§ What you need to do:
A. Answer these questions from the text on EC2 Auto Scaling:
(i) Over how many days does Spot Instance Advisor report the interruption rate for each instance type?
(ii) Which configuration block gives EC2 AutoScaling the list of instance types the workload can run on?
(iii) What does the create-auto-scaling-group command return when it succeeds?
B. Print the EC2 Auto Scaling text word for word from "You will notice" to "it has deployed.".

Amazon EC2 Auto Scaling helps you maintain application availability and allows you to dynamically scale your Amazon EC2 capacity up or down automatically according to conditions you define. You can use Amazon EC2 Auto Scaling for fleet management of EC2 instances to help maintain the health and availability of your fleet and ensure that you are running your desired number of Amazon EC2 instances. You can also use Amazon EC2 Auto Scaling for dynamic scaling of EC2 instances in order to automatically increase the number of Amazon EC2 instances during demand spikes to maintain performance and decrease capacity during lulls to reduce costs. Amazon EC2 Auto Scaling is well suited both to applications that have stable demand patterns or that experience hourly, daily, or weekly variability in usage.
Open asg.json on the Cloud9 editor and review the configuration. Pay special attention at the Overrides and the InstancesDistribution configuration blocks and try to guess how many instances of which instance type and which purchase option will be launched. Take a look at our docs to review how InstancesDistribution and allocation strategies work.
The Overrides configuration block provides EC2 AutoScaling the list of instance types your workload can run on. As Spot instances are spare EC2 capacity, your workloads should be flexible to run on multiple instance types and multiple availability zones; hence leveraging multiple spot capacity pools and making the most out of the available spare capacity. To select a list of instance types for your workload you can use Spot Instance Advisor which will help you filtering suitable instances by number of vCPUs and amount of memory and also provide you data about the interruption rate during the last 30 days for each instance type, so you can pick a list of best-suited instance types with low interruption rates.
Then, the InstancesDistribution configuration block determines how EC2 AutoScaling picks the instance types to use, while at the same time it keeps a balanced number of EC2 instances per Availability Zone.
You will notice there are placeholder values for %TargetGroupArn%, %publicSubnet1% and %publicSubnet2%. To update the configuration file with the values of the Target Group you created previously and the outputs from the CloudFormation template, execute the following command:
sed -i.bak -e "s#%TargetGroupARN%#$TargetGroupArn#g" -e "s#%publicSubnet1%#$publicSubnet1#g" -e "s#%publicSubnet2%#$publicSubnet2#g" asg.json
Save the file and create the auto scaling group:
aws autoscaling create-auto-scaling-group --cli-input-json file://asg.json
This command will not return any output if it is successful.
Browse to the Auto Scaling console and check out your newly created auto scaling group. Take a look at the instances it has deployed.
Now that you have deployed an EC2 AutoScaling group with Mixed Instance Types and Purchase Options, take some time to manually scale out and scale in the number of instances of the group and see which instance types AutoScaling launches. Also, modify the SpotInstancePools parameter and experiment with the capacity-optimized allocation strategy to get a good grasp of how the different allocation strategies behave.

§ Extracted data:
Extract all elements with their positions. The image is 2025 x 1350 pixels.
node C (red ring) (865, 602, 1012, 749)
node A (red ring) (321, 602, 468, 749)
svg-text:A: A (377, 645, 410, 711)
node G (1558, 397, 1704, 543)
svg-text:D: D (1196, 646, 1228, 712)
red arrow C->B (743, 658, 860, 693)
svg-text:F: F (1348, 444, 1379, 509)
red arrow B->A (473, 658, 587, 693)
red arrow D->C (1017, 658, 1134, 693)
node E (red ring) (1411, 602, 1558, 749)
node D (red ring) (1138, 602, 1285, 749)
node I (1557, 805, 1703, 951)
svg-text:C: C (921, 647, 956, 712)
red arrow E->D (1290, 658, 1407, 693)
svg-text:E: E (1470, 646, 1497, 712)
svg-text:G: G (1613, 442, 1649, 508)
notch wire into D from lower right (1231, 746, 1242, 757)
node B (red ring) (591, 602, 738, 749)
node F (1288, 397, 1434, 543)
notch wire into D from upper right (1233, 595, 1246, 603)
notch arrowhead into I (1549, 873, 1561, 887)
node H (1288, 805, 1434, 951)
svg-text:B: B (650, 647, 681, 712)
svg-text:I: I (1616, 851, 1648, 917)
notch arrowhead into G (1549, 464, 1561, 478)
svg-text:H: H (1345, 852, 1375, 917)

§ Answers for the tasks:
A.
(i) The last 30 days.
(ii) The Overrides configuration block.
(iii) No output.

B.
You will notice there are placeholder values for %TargetGroupArn%, %publicSubnet1% and %publicSubnet2%. To update the configuration file with the values of the Target Group you created previously and the outputs from the CloudFormation template, execute the following command:
sed -i.bak -e "s#%TargetGroupARN%#$TargetGroupArn#g" -e "s#%publicSubnet1%#$publicSubnet1#g" -e "s#%publicSubnet2%#$publicSubnet2#g" asg.json
Save the file and create the auto scaling group:
aws autoscaling create-auto-scaling-group --cli-input-json file://asg.json
This command will not return any output if it is successful.
Browse to the Auto Scaling console and check out your newly created auto scaling group. Take a look at the instances it has deployed.